Recorded data
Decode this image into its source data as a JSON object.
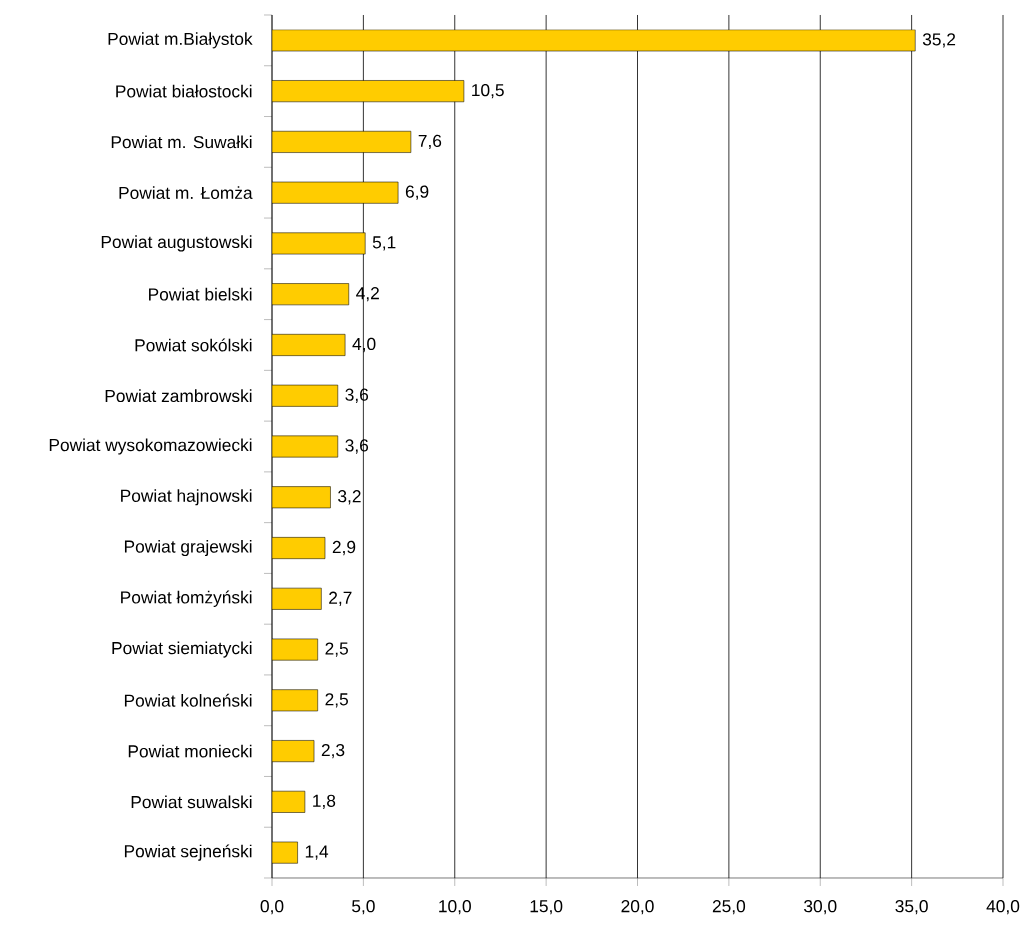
{
  "chart_data": {
    "type": "bar",
    "orientation": "horizontal",
    "categories": [
      "Powiat m.Białystok",
      "Powiat białostocki",
      "Powiat m. Suwałki",
      "Powiat m. Łomża",
      "Powiat augustowski",
      "Powiat bielski",
      "Powiat sokólski",
      "Powiat zambrowski",
      "Powiat wysokomazowiecki",
      "Powiat hajnowski",
      "Powiat grajewski",
      "Powiat łomżyński",
      "Powiat siemiatycki",
      "Powiat kolneński",
      "Powiat moniecki",
      "Powiat suwalski",
      "Powiat sejneński"
    ],
    "values": [
      35.2,
      10.5,
      7.6,
      6.9,
      5.1,
      4.2,
      4.0,
      3.6,
      3.6,
      3.2,
      2.9,
      2.7,
      2.5,
      2.5,
      2.3,
      1.8,
      1.4
    ],
    "value_labels": [
      "35,2",
      "10,5",
      "7,6",
      "6,9",
      "5,1",
      "4,2",
      "4,0",
      "3,6",
      "3,6",
      "3,2",
      "2,9",
      "2,7",
      "2,5",
      "2,5",
      "2,3",
      "1,8",
      "1,4"
    ],
    "color": "#ffcc00",
    "xlim": [
      0,
      40
    ],
    "xticks": [
      {
        "value": 0,
        "label": "0,0"
      },
      {
        "value": 5,
        "label": "5,0"
      },
      {
        "value": 10,
        "label": "10,0"
      },
      {
        "value": 15,
        "label": "15,0"
      },
      {
        "value": 20,
        "label": "20,0"
      },
      {
        "value": 25,
        "label": "25,0"
      },
      {
        "value": 30,
        "label": "30,0"
      },
      {
        "value": 35,
        "label": "35,0"
      },
      {
        "value": 40,
        "label": "40,0"
      }
    ],
    "grid": "x"
  }
}
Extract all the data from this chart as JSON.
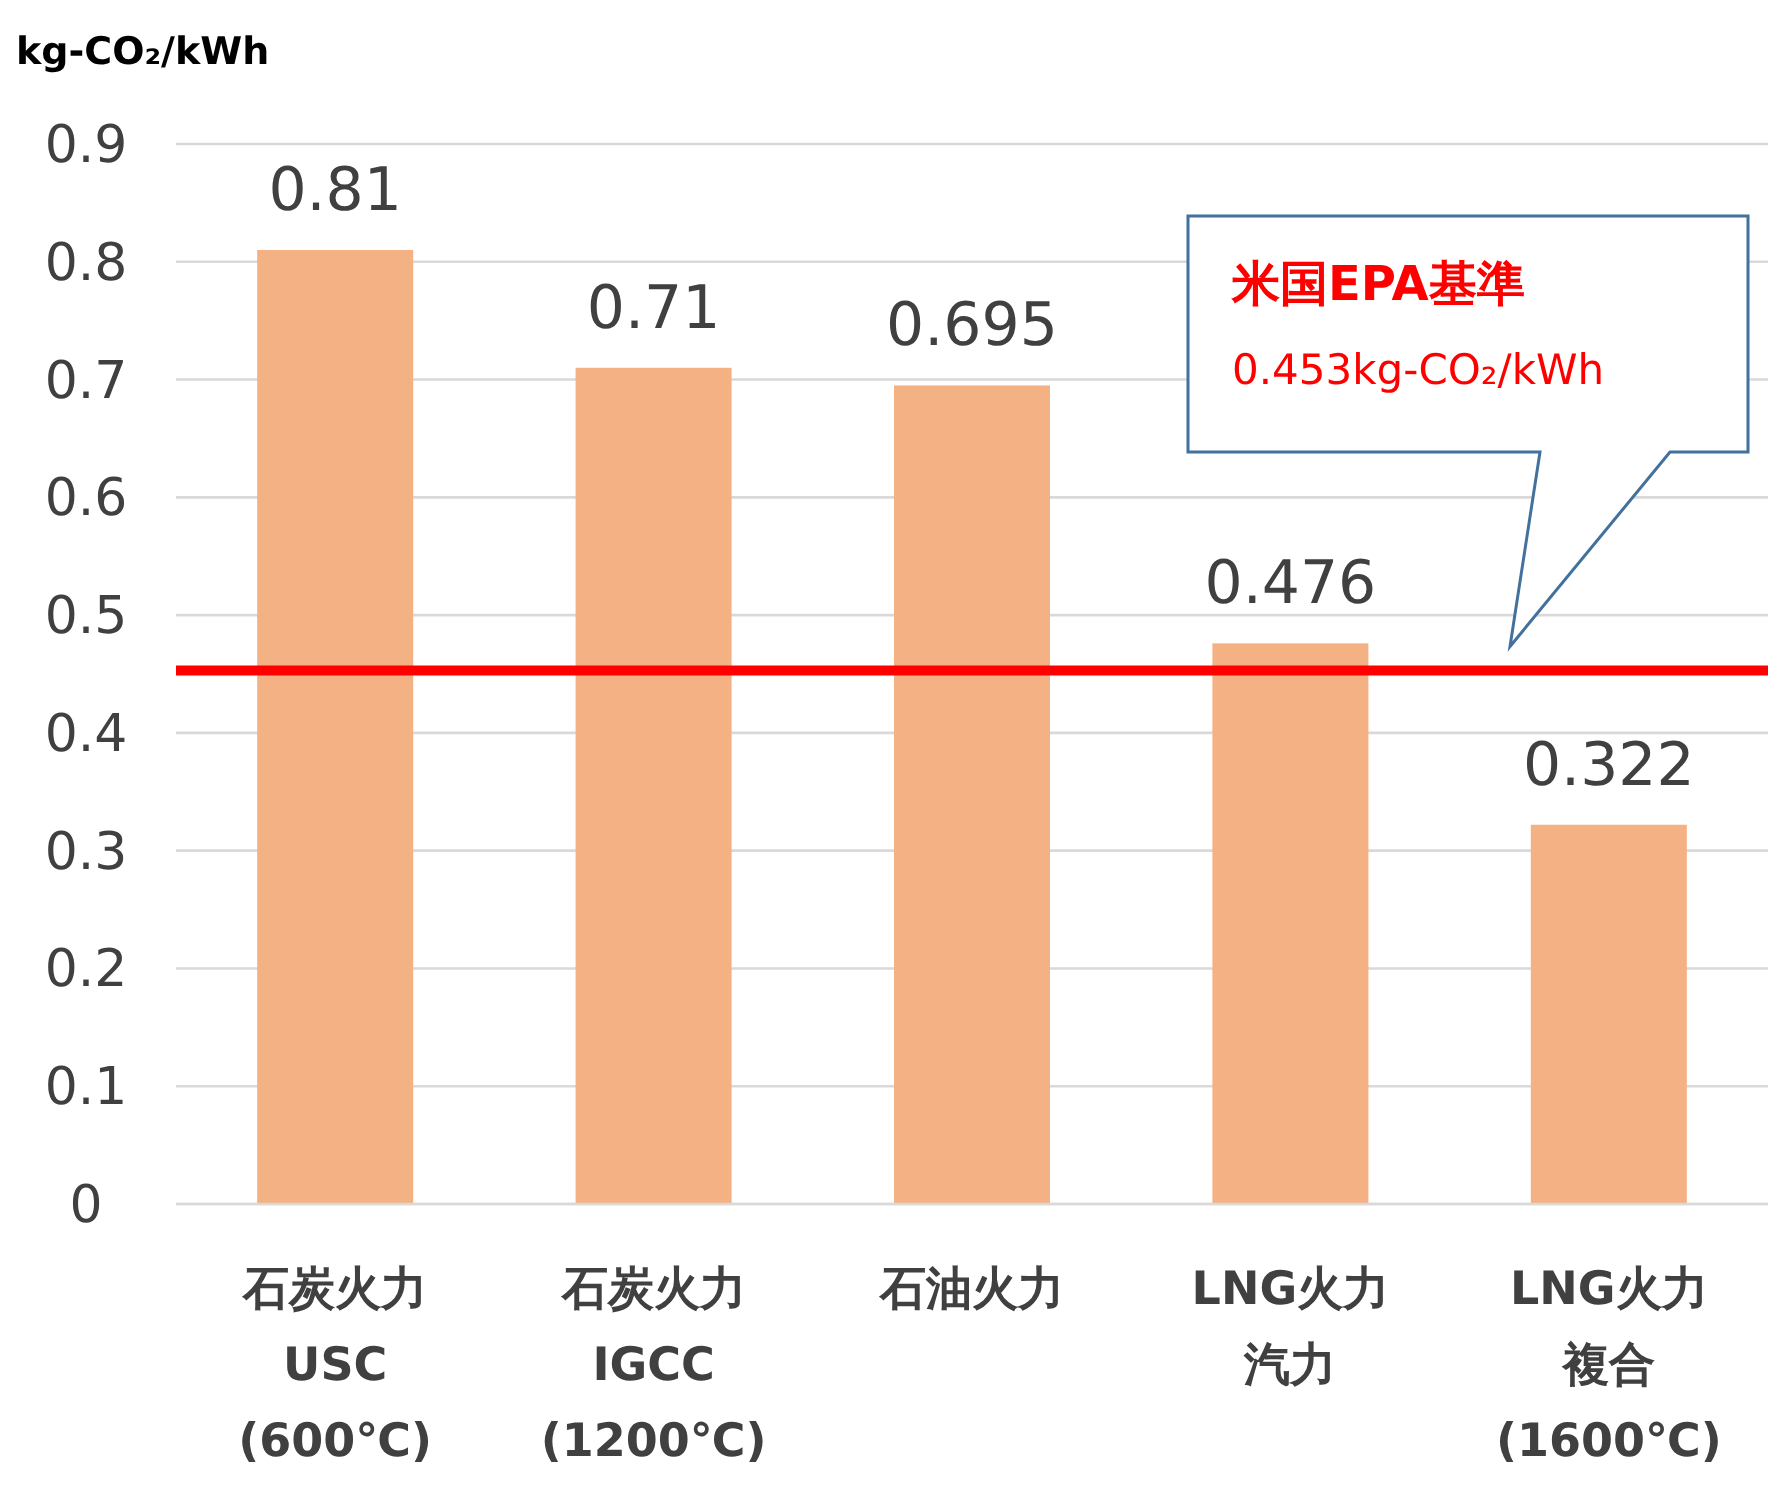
{
  "chart_data": {
    "type": "bar",
    "ylabel": "kg-CO₂/kWh",
    "categories": [
      "石炭火力\nUSC\n(600℃)",
      "石炭火力\nIGCC\n(1200℃)",
      "石油火力",
      "LNG火力汽力",
      "LNG火力複合\n(1600℃)"
    ],
    "values": [
      0.81,
      0.71,
      0.695,
      0.476,
      0.322
    ],
    "color": "#f4b183",
    "data_labels": true,
    "ylim": [
      0,
      0.9
    ],
    "yticks": [
      {
        "value": 0,
        "label": "0"
      },
      0.1,
      0.2,
      0.3,
      0.4,
      0.5,
      0.6,
      0.7,
      0.8,
      0.9
    ],
    "grid": "y",
    "ref_lines": [
      {
        "axis": "y",
        "value": 0.453,
        "label": "米国EPA基準\n0.453kg-CO₂/kWh",
        "color": "#ff0000"
      }
    ]
  }
}
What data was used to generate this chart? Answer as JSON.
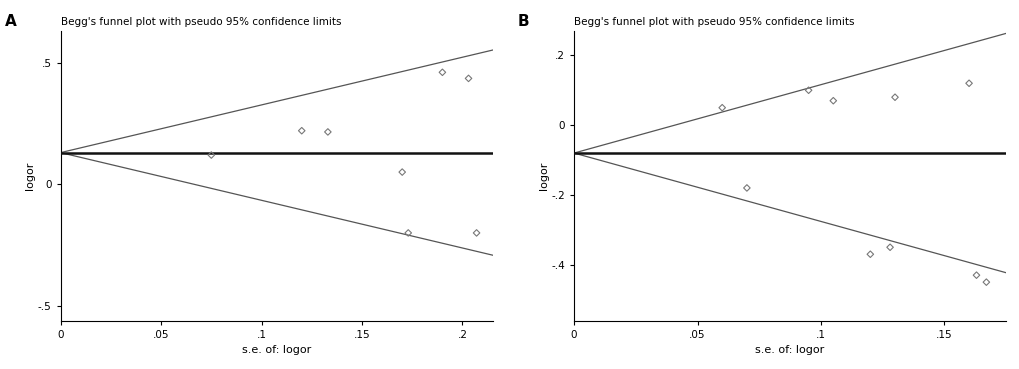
{
  "panel_A": {
    "title": "Begg's funnel plot with pseudo 95% confidence limits",
    "xlabel": "s.e. of: logor",
    "ylabel": "logor",
    "mean_logor": 0.13,
    "xlim": [
      0,
      0.215
    ],
    "ylim": [
      -0.56,
      0.63
    ],
    "xticks": [
      0,
      0.05,
      0.1,
      0.15,
      0.2
    ],
    "yticks": [
      -0.5,
      0,
      0.5
    ],
    "ytick_labels": [
      "-.5",
      "0",
      ".5"
    ],
    "xtick_labels": [
      "0",
      ".05",
      ".1",
      ".15",
      ".2"
    ],
    "points_x": [
      0.075,
      0.12,
      0.133,
      0.17,
      0.173,
      0.19,
      0.203,
      0.207
    ],
    "points_y": [
      0.12,
      0.22,
      0.215,
      0.05,
      -0.2,
      0.46,
      0.435,
      -0.2
    ],
    "label": "A"
  },
  "panel_B": {
    "title": "Begg's funnel plot with pseudo 95% confidence limits",
    "xlabel": "s.e. of: logor",
    "ylabel": "logor",
    "mean_logor": -0.08,
    "xlim": [
      0,
      0.175
    ],
    "ylim": [
      -0.56,
      0.27
    ],
    "xticks": [
      0,
      0.05,
      0.1,
      0.15
    ],
    "yticks": [
      -0.4,
      -0.2,
      0,
      0.2
    ],
    "ytick_labels": [
      "-.4",
      "-.2",
      "0",
      ".2"
    ],
    "xtick_labels": [
      "0",
      ".05",
      ".1",
      ".15"
    ],
    "points_x": [
      0.06,
      0.07,
      0.095,
      0.105,
      0.12,
      0.128,
      0.13,
      0.16,
      0.163,
      0.167
    ],
    "points_y": [
      0.05,
      -0.18,
      0.1,
      0.07,
      -0.37,
      -0.35,
      0.08,
      0.12,
      -0.43,
      -0.45
    ],
    "label": "B"
  },
  "bg_color": "#ffffff",
  "point_color": "#777777",
  "line_color": "#555555",
  "mean_line_color": "#111111",
  "title_fontsize": 7.5,
  "label_fontsize": 8,
  "tick_fontsize": 7.5,
  "panel_label_fontsize": 11
}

TASK BRIEF:
Return the listing above in full and without alteration, excluding its pictures.

WRITTEN ANSWER:
Decode this image into its source data as a JSON object.
{
  "chart_data": {
    "type": "bar",
    "orientation": "horizontal",
    "categories": [
      "Powiat m.Białystok",
      "Powiat białostocki",
      "Powiat m. Suwałki",
      "Powiat m. Łomża",
      "Powiat augustowski",
      "Powiat bielski",
      "Powiat sokólski",
      "Powiat zambrowski",
      "Powiat wysokomazowiecki",
      "Powiat hajnowski",
      "Powiat grajewski",
      "Powiat łomżyński",
      "Powiat siemiatycki",
      "Powiat kolneński",
      "Powiat moniecki",
      "Powiat suwalski",
      "Powiat sejneński"
    ],
    "values": [
      35.2,
      10.5,
      7.6,
      6.9,
      5.1,
      4.2,
      4.0,
      3.6,
      3.6,
      3.2,
      2.9,
      2.7,
      2.5,
      2.5,
      2.3,
      1.8,
      1.4
    ],
    "value_labels": [
      "35,2",
      "10,5",
      "7,6",
      "6,9",
      "5,1",
      "4,2",
      "4,0",
      "3,6",
      "3,6",
      "3,2",
      "2,9",
      "2,7",
      "2,5",
      "2,5",
      "2,3",
      "1,8",
      "1,4"
    ],
    "color": "#ffcc00",
    "xlim": [
      0,
      40
    ],
    "xticks": [
      {
        "value": 0,
        "label": "0,0"
      },
      {
        "value": 5,
        "label": "5,0"
      },
      {
        "value": 10,
        "label": "10,0"
      },
      {
        "value": 15,
        "label": "15,0"
      },
      {
        "value": 20,
        "label": "20,0"
      },
      {
        "value": 25,
        "label": "25,0"
      },
      {
        "value": 30,
        "label": "30,0"
      },
      {
        "value": 35,
        "label": "35,0"
      },
      {
        "value": 40,
        "label": "40,0"
      }
    ],
    "grid": "x"
  }
}
Extract all the data from this chart as JSON.
{
  "chart_data": {
    "type": "bar",
    "ylabel": "kg-CO₂/kWh",
    "categories": [
      "石炭火力\nUSC\n(600℃)",
      "石炭火力\nIGCC\n(1200℃)",
      "石油火力",
      "LNG火力汽力",
      "LNG火力複合\n(1600℃)"
    ],
    "values": [
      0.81,
      0.71,
      0.695,
      0.476,
      0.322
    ],
    "color": "#f4b183",
    "data_labels": true,
    "ylim": [
      0,
      0.9
    ],
    "yticks": [
      {
        "value": 0,
        "label": "0"
      },
      0.1,
      0.2,
      0.3,
      0.4,
      0.5,
      0.6,
      0.7,
      0.8,
      0.9
    ],
    "grid": "y",
    "ref_lines": [
      {
        "axis": "y",
        "value": 0.453,
        "label": "米国EPA基準\n0.453kg-CO₂/kWh",
        "color": "#ff0000"
      }
    ]
  }
}
What data was used to generate this chart? Answer as JSON.
{
  "panel_A": {
    "title": "Begg's funnel plot with pseudo 95% confidence limits",
    "xlabel": "s.e. of: logor",
    "ylabel": "logor",
    "mean_logor": 0.13,
    "xlim": [
      0,
      0.215
    ],
    "ylim": [
      -0.56,
      0.63
    ],
    "xticks": [
      0,
      0.05,
      0.1,
      0.15,
      0.2
    ],
    "yticks": [
      -0.5,
      0,
      0.5
    ],
    "ytick_labels": [
      "-.5",
      "0",
      ".5"
    ],
    "xtick_labels": [
      "0",
      ".05",
      ".1",
      ".15",
      ".2"
    ],
    "points_x": [
      0.075,
      0.12,
      0.133,
      0.17,
      0.173,
      0.19,
      0.203,
      0.207
    ],
    "points_y": [
      0.12,
      0.22,
      0.215,
      0.05,
      -0.2,
      0.46,
      0.435,
      -0.2
    ],
    "label": "A"
  },
  "panel_B": {
    "title": "Begg's funnel plot with pseudo 95% confidence limits",
    "xlabel": "s.e. of: logor",
    "ylabel": "logor",
    "mean_logor": -0.08,
    "xlim": [
      0,
      0.175
    ],
    "ylim": [
      -0.56,
      0.27
    ],
    "xticks": [
      0,
      0.05,
      0.1,
      0.15
    ],
    "yticks": [
      -0.4,
      -0.2,
      0,
      0.2
    ],
    "ytick_labels": [
      "-.4",
      "-.2",
      "0",
      ".2"
    ],
    "xtick_labels": [
      "0",
      ".05",
      ".1",
      ".15"
    ],
    "points_x": [
      0.06,
      0.07,
      0.095,
      0.105,
      0.12,
      0.128,
      0.13,
      0.16,
      0.163,
      0.167
    ],
    "points_y": [
      0.05,
      -0.18,
      0.1,
      0.07,
      -0.37,
      -0.35,
      0.08,
      0.12,
      -0.43,
      -0.45
    ],
    "label": "B"
  },
  "bg_color": "#ffffff",
  "point_color": "#777777",
  "line_color": "#555555",
  "mean_line_color": "#111111",
  "title_fontsize": 7.5,
  "label_fontsize": 8,
  "tick_fontsize": 7.5,
  "panel_label_fontsize": 11
}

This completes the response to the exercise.